Prüfe anhand des Textes über die Kriminaltour durch St. Pauli, ob diese Aussagen zutreffen: (a) Die Führung beginnt um 15 Uhr vor der Davidwache. (b) Der Gruppenführer war 15 Jahre lang verdeckter Ermittler. (c) Schon bei der ersten Kokainlieferung aus Paraguay kam es zum Zugriff. Beantworte jede Aussage mit Ja oder Nein und zitiere die entscheidenden Worte aus dem Text wörtlich.

Zitierter Text:
______

Kriminaltour durch St. Pauli

Den Kiezverbrechern auf der Spur

Grau in Grau. Typisches Hamburger Wetter. ‚Trocken‘ scheint die Führung also nicht zu werden. Pünktlich um 15 Uhr starten wir, das Team von Globetrotter Tours, vor der Davidwache zu unserer Kriminaltour mitten ins Herz Hamburgs: St. Pauli – Reeperbahn. Ein pensionierter verdeckter Ermittler soll uns die nächsten zweieinhalb Stunden Zahlen, Fakten, Ermittlungsmethoden, –Fehler und natürlich –Erfolge der Sankt Paulianer ‚Bullen‘ vorstellen. Ich bin gespannt!

Treffpunkt: (A) Davidwache – Einleitung und Übersicht über die Tour

Wir treffen unsere Gruppe vor der Davidwache. Zunächst hören wir einen Einleitungsvortrag: Unser Gruppenführer war als Hauptkommissar 11 Jahre verdeckter Ermittler im Kampf gegen organisierte Kriminalität. Diese Erfahrung schlug sich gleich in der ersten Anekdote nieder. Er berichtete über den Zugriff auf eine Kokainlieferung aus Paraguay. Ein ehemaliger Rostocker Bundesligaprofi war darin verstrickt, Geduld gefragt. Die ersten fünf Lieferungen waren allesamt Attrappen. Erst bei der Sechsten konnte damals der Zugriff erfolgen. Im Nu fesselt uns der Experte mit seinen Schilderungen von verdeckten Ermittlungen, der Rolle der Kronzeugen, dem Zeugenschutzprogramm und was passiert, wenn jemand den Identitätswechsel nicht durchhält.

______

Dargestellte Daten:
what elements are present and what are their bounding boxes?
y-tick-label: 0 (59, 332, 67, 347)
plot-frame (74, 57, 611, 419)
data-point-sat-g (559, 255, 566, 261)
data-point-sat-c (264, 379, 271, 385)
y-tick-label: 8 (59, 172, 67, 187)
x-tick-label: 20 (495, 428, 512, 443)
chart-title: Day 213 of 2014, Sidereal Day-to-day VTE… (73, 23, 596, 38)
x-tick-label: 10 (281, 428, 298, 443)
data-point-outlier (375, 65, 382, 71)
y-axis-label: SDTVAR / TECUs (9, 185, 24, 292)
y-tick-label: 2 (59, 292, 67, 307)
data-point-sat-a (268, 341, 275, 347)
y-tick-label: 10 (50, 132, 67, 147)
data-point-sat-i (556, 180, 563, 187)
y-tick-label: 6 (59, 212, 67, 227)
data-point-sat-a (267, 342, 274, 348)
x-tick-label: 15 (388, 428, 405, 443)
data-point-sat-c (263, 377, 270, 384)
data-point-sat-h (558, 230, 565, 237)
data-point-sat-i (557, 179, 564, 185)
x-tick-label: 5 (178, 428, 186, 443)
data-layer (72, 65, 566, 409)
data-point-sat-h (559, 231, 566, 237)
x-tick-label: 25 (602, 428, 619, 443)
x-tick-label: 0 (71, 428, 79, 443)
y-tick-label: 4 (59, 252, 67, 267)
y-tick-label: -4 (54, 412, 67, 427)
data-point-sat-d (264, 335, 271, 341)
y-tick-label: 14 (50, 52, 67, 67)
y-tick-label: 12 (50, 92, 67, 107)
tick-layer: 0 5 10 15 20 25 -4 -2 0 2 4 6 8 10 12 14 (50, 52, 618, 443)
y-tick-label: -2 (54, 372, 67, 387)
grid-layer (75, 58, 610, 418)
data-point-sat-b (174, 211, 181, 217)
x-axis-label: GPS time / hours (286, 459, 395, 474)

______

Vollständige Lösung:
(a) Ja: „Pünktlich um 15 Uhr starten wir, das Team von Globetrotter Tours, vor der Davidwache zu unserer Kriminaltour“
(b) Nein: „Unser Gruppenführer war als Hauptkommissar 11 Jahre verdeckter Ermittler im Kampf gegen organisierte Kriminalität.“
(c) Nein: „Die ersten fünf Lieferungen waren allesamt Attrappen. Erst bei der Sechsten konnte damals der Zugriff erfolgen.“